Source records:
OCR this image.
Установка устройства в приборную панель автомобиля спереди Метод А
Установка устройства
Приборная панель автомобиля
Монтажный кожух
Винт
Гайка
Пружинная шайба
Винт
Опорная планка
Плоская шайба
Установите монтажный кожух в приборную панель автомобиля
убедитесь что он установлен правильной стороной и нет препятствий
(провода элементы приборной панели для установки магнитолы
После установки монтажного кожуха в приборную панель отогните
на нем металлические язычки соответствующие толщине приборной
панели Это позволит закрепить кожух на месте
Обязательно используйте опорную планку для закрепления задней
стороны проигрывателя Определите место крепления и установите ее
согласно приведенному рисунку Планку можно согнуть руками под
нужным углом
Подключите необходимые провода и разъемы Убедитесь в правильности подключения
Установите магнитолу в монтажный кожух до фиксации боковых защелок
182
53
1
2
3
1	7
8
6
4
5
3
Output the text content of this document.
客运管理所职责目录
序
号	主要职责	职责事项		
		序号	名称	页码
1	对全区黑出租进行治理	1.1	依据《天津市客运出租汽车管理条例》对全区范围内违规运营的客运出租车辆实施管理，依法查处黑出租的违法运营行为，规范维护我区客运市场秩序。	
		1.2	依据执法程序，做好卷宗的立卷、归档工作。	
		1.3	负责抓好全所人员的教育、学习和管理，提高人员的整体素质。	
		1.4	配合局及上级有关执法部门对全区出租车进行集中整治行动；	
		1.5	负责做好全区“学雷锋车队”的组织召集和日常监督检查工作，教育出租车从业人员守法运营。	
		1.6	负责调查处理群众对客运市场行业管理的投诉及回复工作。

...

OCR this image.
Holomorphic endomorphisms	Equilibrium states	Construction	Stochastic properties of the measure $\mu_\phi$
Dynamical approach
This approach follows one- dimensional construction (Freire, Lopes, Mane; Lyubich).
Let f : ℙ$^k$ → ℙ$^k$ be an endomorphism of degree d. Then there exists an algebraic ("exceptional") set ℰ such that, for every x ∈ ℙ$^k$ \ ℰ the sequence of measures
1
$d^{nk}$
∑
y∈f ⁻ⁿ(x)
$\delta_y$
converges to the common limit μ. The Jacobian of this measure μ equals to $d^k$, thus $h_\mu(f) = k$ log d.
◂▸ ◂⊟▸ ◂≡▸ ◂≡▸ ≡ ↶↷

---

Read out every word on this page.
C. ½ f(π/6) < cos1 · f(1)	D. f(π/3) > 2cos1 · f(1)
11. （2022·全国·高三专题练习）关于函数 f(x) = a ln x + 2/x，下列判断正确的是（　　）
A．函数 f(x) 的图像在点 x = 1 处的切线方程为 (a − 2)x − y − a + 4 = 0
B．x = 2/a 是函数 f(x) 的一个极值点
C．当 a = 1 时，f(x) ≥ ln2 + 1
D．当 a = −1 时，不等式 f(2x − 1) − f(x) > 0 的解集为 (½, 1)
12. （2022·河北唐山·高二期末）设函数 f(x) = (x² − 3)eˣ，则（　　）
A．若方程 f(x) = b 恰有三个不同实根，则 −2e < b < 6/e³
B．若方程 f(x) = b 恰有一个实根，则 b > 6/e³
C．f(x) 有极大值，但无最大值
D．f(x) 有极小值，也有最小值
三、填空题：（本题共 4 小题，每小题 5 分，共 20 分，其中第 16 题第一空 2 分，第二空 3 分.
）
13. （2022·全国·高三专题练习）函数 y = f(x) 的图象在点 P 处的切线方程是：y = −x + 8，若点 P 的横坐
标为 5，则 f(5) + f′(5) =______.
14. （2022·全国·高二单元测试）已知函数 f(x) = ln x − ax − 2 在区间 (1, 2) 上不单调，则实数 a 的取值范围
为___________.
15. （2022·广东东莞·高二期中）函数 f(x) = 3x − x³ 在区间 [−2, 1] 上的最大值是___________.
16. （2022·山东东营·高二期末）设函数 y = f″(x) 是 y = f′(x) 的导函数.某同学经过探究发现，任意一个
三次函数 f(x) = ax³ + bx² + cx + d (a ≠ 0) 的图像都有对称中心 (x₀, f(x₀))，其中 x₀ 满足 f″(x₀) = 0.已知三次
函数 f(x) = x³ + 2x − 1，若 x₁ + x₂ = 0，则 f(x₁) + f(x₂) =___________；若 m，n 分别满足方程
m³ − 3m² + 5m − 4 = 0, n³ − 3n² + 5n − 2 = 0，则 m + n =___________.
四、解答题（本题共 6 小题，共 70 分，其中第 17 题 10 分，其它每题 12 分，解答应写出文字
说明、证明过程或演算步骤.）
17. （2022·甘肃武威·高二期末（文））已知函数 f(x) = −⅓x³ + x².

* **Written request**
Write out every line of the entries that holds the word "устройства".

* **Solution below**
Установка устройства в приборную панель автомобиля спереди Метод А
Установка устройства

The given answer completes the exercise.